**TASK REQUIREMENTS:** Extract all of the entries and set them down verbatim.

**DATA LISTING:**
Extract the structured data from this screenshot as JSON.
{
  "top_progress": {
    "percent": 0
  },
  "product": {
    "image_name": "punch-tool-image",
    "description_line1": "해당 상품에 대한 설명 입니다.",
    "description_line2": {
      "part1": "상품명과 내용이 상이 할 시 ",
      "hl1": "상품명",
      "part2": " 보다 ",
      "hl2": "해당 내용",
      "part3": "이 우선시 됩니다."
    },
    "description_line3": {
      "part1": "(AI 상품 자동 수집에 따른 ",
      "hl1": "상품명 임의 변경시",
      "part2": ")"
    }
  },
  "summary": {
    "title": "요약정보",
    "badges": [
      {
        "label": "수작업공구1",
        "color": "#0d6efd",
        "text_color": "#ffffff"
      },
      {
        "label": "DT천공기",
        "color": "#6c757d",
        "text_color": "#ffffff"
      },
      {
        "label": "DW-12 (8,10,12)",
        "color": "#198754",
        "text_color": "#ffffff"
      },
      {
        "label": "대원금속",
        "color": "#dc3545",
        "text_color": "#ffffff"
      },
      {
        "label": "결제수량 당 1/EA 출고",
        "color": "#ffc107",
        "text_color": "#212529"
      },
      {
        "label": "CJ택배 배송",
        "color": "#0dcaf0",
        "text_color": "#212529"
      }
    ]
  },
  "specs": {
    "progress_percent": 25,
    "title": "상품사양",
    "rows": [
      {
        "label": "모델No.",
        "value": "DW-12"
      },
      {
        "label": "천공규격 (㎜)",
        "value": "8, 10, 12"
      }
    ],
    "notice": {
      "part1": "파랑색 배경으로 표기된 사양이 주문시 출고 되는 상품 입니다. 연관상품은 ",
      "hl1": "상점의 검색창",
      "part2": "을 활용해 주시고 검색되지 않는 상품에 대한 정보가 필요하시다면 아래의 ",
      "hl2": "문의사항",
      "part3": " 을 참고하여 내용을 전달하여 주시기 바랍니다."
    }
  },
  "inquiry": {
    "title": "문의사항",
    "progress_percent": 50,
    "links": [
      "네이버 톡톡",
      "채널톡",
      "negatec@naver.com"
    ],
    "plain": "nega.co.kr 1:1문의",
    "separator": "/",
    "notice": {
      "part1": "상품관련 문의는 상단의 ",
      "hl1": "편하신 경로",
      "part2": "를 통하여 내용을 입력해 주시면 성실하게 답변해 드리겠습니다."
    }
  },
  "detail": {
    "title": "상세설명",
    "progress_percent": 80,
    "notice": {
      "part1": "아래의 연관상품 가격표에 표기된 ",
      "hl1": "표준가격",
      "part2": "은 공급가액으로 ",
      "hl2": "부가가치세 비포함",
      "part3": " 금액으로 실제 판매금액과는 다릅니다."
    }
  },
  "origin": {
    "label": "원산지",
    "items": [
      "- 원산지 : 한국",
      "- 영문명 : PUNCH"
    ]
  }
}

**RESPONSE TO THIS EXERCISE:**
Extract the structured data from this screenshot as JSON.
{
  "top_progress": {
    "percent": 0
  },
  "product": {
    "image_name": "punch-tool-image",
    "description_line1": "해당 상품에 대한 설명 입니다.",
    "description_line2": {
      "part1": "상품명과 내용이 상이 할 시 ",
      "hl1": "상품명",
      "part2": " 보다 ",
      "hl2": "해당 내용",
      "part3": "이 우선시 됩니다."
    },
    "description_line3": {
      "part1": "(AI 상품 자동 수집에 따른 ",
      "hl1": "상품명 임의 변경시",
      "part2": ")"
    }
  },
  "summary": {
    "title": "요약정보",
    "badges": [
      {
        "label": "수작업공구1",
        "color": "#0d6efd",
        "text_color": "#ffffff"
      },
      {
        "label": "DT천공기",
        "color": "#6c757d",
        "text_color": "#ffffff"
      },
      {
        "label": "DW-12 (8,10,12)",
        "color": "#198754",
        "text_color": "#ffffff"
      },
      {
        "label": "대원금속",
        "color": "#dc3545",
        "text_color": "#ffffff"
      },
      {
        "label": "결제수량 당 1/EA 출고",
        "color": "#ffc107",
        "text_color": "#212529"
      },
      {
        "label": "CJ택배 배송",
        "color": "#0dcaf0",
        "text_color": "#212529"
      }
    ]
  },
  "specs": {
    "progress_percent": 25,
    "title": "상품사양",
    "rows": [
      {
        "label": "모델No.",
        "value": "DW-12"
      },
      {
        "label": "천공규격 (㎜)",
        "value": "8, 10, 12"
      }
    ],
    "notice": {
      "part1": "파랑색 배경으로 표기된 사양이 주문시 출고 되는 상품 입니다. 연관상품은 ",
      "hl1": "상점의 검색창",
      "part2": "을 활용해 주시고 검색되지 않는 상품에 대한 정보가 필요하시다면 아래의 ",
      "hl2": "문의사항",
      "part3": " 을 참고하여 내용을 전달하여 주시기 바랍니다."
    }
  },
  "inquiry": {
    "title": "문의사항",
    "progress_percent": 50,
    "links": [
      "네이버 톡톡",
      "채널톡",
      "negatec@naver.com"
    ],
    "plain": "nega.co.kr 1:1문의",
    "separator": "/",
    "notice": {
      "part1": "상품관련 문의는 상단의 ",
      "hl1": "편하신 경로",
      "part2": "를 통하여 내용을 입력해 주시면 성실하게 답변해 드리겠습니다."
    }
  },
  "detail": {
    "title": "상세설명",
    "progress_percent": 80,
    "notice": {
      "part1": "아래의 연관상품 가격표에 표기된 ",
      "hl1": "표준가격",
      "part2": "은 공급가액으로 ",
      "hl2": "부가가치세 비포함",
      "part3": " 금액으로 실제 판매금액과는 다릅니다."
    }
  },
  "origin": {
    "label": "원산지",
    "items": [
      "- 원산지 : 한국",
      "- 영문명 : PUNCH"
    ]
  }
}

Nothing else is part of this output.